• _Task to carry out_
Without altering anything, output the material below.

• _Data section_
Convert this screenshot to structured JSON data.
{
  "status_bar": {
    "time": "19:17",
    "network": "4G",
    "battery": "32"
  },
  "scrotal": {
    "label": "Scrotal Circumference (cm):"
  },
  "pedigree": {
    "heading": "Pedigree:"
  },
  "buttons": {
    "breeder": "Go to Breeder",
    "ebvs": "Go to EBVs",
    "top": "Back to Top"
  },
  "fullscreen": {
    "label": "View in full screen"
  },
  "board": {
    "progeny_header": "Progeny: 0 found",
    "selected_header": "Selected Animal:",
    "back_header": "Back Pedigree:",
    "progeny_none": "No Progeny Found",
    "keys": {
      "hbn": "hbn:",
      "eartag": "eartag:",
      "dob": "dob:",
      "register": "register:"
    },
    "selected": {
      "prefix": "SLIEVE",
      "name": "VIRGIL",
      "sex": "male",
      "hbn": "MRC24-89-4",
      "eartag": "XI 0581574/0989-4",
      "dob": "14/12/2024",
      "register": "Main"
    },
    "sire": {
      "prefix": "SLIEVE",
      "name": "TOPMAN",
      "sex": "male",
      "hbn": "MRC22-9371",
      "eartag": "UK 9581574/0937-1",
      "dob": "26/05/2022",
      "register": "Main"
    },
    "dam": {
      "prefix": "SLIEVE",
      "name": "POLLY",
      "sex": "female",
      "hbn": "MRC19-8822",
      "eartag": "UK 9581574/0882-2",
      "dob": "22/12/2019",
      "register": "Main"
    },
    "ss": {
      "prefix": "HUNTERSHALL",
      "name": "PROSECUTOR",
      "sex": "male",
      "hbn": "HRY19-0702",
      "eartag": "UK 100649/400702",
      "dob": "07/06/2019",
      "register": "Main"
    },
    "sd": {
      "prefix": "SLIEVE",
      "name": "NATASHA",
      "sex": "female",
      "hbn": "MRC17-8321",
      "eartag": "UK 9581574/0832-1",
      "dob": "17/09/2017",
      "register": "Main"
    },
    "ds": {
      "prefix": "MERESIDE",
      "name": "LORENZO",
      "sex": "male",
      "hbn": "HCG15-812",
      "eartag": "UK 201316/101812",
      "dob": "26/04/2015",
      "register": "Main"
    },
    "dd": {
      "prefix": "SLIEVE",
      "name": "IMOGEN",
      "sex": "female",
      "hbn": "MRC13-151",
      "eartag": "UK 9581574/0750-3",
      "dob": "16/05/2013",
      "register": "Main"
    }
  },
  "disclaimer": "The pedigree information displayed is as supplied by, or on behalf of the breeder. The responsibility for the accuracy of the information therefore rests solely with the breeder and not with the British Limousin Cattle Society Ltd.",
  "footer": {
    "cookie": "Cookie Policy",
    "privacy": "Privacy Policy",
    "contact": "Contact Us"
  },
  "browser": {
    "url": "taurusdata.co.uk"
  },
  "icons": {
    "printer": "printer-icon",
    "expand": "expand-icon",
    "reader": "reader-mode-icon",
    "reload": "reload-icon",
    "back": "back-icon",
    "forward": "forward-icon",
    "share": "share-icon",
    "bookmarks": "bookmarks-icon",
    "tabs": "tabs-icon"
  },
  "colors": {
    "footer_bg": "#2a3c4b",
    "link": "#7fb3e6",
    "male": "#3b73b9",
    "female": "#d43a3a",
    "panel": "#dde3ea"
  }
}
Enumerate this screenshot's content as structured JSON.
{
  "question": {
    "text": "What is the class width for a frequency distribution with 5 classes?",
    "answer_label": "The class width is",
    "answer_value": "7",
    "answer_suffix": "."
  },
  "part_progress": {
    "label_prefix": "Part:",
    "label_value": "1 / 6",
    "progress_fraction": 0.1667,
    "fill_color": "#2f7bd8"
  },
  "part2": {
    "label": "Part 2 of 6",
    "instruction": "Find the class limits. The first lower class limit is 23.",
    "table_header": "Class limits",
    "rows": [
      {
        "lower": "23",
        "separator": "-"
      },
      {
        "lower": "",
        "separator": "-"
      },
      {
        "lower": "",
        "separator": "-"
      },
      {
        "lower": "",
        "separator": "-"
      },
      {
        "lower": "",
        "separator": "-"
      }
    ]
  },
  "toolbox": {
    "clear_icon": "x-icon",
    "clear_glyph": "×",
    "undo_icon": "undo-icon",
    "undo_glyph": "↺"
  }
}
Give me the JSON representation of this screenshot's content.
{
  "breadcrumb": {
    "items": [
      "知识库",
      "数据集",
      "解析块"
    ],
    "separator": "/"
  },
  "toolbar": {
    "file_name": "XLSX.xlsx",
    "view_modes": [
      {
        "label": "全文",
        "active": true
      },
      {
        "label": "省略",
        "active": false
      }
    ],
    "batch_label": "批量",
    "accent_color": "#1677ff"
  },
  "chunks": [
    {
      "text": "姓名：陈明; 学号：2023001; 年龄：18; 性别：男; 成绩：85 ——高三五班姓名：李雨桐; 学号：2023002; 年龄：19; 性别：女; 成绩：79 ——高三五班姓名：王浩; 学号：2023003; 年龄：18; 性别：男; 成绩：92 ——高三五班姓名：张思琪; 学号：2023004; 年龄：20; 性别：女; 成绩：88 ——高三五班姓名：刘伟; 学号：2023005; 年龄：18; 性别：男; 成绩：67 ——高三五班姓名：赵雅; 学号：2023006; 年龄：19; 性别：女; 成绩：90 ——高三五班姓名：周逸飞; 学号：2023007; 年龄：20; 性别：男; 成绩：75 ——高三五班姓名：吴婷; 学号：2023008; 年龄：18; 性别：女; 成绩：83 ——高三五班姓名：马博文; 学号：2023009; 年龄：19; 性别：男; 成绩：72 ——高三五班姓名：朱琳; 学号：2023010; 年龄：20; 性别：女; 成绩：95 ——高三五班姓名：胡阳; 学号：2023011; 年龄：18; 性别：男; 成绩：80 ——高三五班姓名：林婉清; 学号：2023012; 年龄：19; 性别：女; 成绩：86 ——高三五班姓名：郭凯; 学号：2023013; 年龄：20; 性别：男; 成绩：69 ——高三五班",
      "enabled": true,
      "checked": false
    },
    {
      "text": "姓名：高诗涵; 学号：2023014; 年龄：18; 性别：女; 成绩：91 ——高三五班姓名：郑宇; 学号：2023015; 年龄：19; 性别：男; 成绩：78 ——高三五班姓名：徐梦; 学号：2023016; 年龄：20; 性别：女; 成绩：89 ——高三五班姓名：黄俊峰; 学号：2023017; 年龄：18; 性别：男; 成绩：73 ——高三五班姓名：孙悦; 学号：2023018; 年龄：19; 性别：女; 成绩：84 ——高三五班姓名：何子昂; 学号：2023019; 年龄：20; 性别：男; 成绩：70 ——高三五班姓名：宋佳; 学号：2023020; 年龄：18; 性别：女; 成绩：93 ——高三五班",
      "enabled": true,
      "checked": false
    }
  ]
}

• _The completed task_
Convert this screenshot to structured JSON data.
{
  "status_bar": {
    "time": "19:17",
    "network": "4G",
    "battery": "32"
  },
  "scrotal": {
    "label": "Scrotal Circumference (cm):"
  },
  "pedigree": {
    "heading": "Pedigree:"
  },
  "buttons": {
    "breeder": "Go to Breeder",
    "ebvs": "Go to EBVs",
    "top": "Back to Top"
  },
  "fullscreen": {
    "label": "View in full screen"
  },
  "board": {
    "progeny_header": "Progeny: 0 found",
    "selected_header": "Selected Animal:",
    "back_header": "Back Pedigree:",
    "progeny_none": "No Progeny Found",
    "keys": {
      "hbn": "hbn:",
      "eartag": "eartag:",
      "dob": "dob:",
      "register": "register:"
    },
    "selected": {
      "prefix": "SLIEVE",
      "name": "VIRGIL",
      "sex": "male",
      "hbn": "MRC24-89-4",
      "eartag": "XI 0581574/0989-4",
      "dob": "14/12/2024",
      "register": "Main"
    },
    "sire": {
      "prefix": "SLIEVE",
      "name": "TOPMAN",
      "sex": "male",
      "hbn": "MRC22-9371",
      "eartag": "UK 9581574/0937-1",
      "dob": "26/05/2022",
      "register": "Main"
    },
    "dam": {
      "prefix": "SLIEVE",
      "name": "POLLY",
      "sex": "female",
      "hbn": "MRC19-8822",
      "eartag": "UK 9581574/0882-2",
      "dob": "22/12/2019",
      "register": "Main"
    },
    "ss": {
      "prefix": "HUNTERSHALL",
      "name": "PROSECUTOR",
      "sex": "male",
      "hbn": "HRY19-0702",
      "eartag": "UK 100649/400702",
      "dob": "07/06/2019",
      "register": "Main"
    },
    "sd": {
      "prefix": "SLIEVE",
      "name": "NATASHA",
      "sex": "female",
      "hbn": "MRC17-8321",
      "eartag": "UK 9581574/0832-1",
      "dob": "17/09/2017",
      "register": "Main"
    },
    "ds": {
      "prefix": "MERESIDE",
      "name": "LORENZO",
      "sex": "male",
      "hbn": "HCG15-812",
      "eartag": "UK 201316/101812",
      "dob": "26/04/2015",
      "register": "Main"
    },
    "dd": {
      "prefix": "SLIEVE",
      "name": "IMOGEN",
      "sex": "female",
      "hbn": "MRC13-151",
      "eartag": "UK 9581574/0750-3",
      "dob": "16/05/2013",
      "register": "Main"
    }
  },
  "disclaimer": "The pedigree information displayed is as supplied by, or on behalf of the breeder. The responsibility for the accuracy of the information therefore rests solely with the breeder and not with the British Limousin Cattle Society Ltd.",
  "footer": {
    "cookie": "Cookie Policy",
    "privacy": "Privacy Policy",
    "contact": "Contact Us"
  },
  "browser": {
    "url": "taurusdata.co.uk"
  },
  "icons": {
    "printer": "printer-icon",
    "expand": "expand-icon",
    "reader": "reader-mode-icon",
    "reload": "reload-icon",
    "back": "back-icon",
    "forward": "forward-icon",
    "share": "share-icon",
    "bookmarks": "bookmarks-icon",
    "tabs": "tabs-icon"
  },
  "colors": {
    "footer_bg": "#2a3c4b",
    "link": "#7fb3e6",
    "male": "#3b73b9",
    "female": "#d43a3a",
    "panel": "#dde3ea"
  }
}
Enumerate this screenshot's content as structured JSON.
{
  "question": {
    "text": "What is the class width for a frequency distribution with 5 classes?",
    "answer_label": "The class width is",
    "answer_value": "7",
    "answer_suffix": "."
  },
  "part_progress": {
    "label_prefix": "Part:",
    "label_value": "1 / 6",
    "progress_fraction": 0.1667,
    "fill_color": "#2f7bd8"
  },
  "part2": {
    "label": "Part 2 of 6",
    "instruction": "Find the class limits. The first lower class limit is 23.",
    "table_header": "Class limits",
    "rows": [
      {
        "lower": "23",
        "separator": "-"
      },
      {
        "lower": "",
        "separator": "-"
      },
      {
        "lower": "",
        "separator": "-"
      },
      {
        "lower": "",
        "separator": "-"
      },
      {
        "lower": "",
        "separator": "-"
      }
    ]
  },
  "toolbox": {
    "clear_icon": "x-icon",
    "clear_glyph": "×",
    "undo_icon": "undo-icon",
    "undo_glyph": "↺"
  }
}
Give me the JSON representation of this screenshot's content.
{
  "breadcrumb": {
    "items": [
      "知识库",
      "数据集",
      "解析块"
    ],
    "separator": "/"
  },
  "toolbar": {
    "file_name": "XLSX.xlsx",
    "view_modes": [
      {
        "label": "全文",
        "active": true
      },
      {
        "label": "省略",
        "active": false
      }
    ],
    "batch_label": "批量",
    "accent_color": "#1677ff"
  },
  "chunks": [
    {
      "text": "姓名：陈明; 学号：2023001; 年龄：18; 性别：男; 成绩：85 ——高三五班姓名：李雨桐; 学号：2023002; 年龄：19; 性别：女; 成绩：79 ——高三五班姓名：王浩; 学号：2023003; 年龄：18; 性别：男; 成绩：92 ——高三五班姓名：张思琪; 学号：2023004; 年龄：20; 性别：女; 成绩：88 ——高三五班姓名：刘伟; 学号：2023005; 年龄：18; 性别：男; 成绩：67 ——高三五班姓名：赵雅; 学号：2023006; 年龄：19; 性别：女; 成绩：90 ——高三五班姓名：周逸飞; 学号：2023007; 年龄：20; 性别：男; 成绩：75 ——高三五班姓名：吴婷; 学号：2023008; 年龄：18; 性别：女; 成绩：83 ——高三五班姓名：马博文; 学号：2023009; 年龄：19; 性别：男; 成绩：72 ——高三五班姓名：朱琳; 学号：2023010; 年龄：20; 性别：女; 成绩：95 ——高三五班姓名：胡阳; 学号：2023011; 年龄：18; 性别：男; 成绩：80 ——高三五班姓名：林婉清; 学号：2023012; 年龄：19; 性别：女; 成绩：86 ——高三五班姓名：郭凯; 学号：2023013; 年龄：20; 性别：男; 成绩：69 ——高三五班",
      "enabled": true,
      "checked": false
    },
    {
      "text": "姓名：高诗涵; 学号：2023014; 年龄：18; 性别：女; 成绩：91 ——高三五班姓名：郑宇; 学号：2023015; 年龄：19; 性别：男; 成绩：78 ——高三五班姓名：徐梦; 学号：2023016; 年龄：20; 性别：女; 成绩：89 ——高三五班姓名：黄俊峰; 学号：2023017; 年龄：18; 性别：男; 成绩：73 ——高三五班姓名：孙悦; 学号：2023018; 年龄：19; 性别：女; 成绩：84 ——高三五班姓名：何子昂; 学号：2023019; 年龄：20; 性别：男; 成绩：70 ——高三五班姓名：宋佳; 学号：2023020; 年龄：18; 性别：女; 成绩：93 ——高三五班",
      "enabled": true,
      "checked": false
    }
  ]
}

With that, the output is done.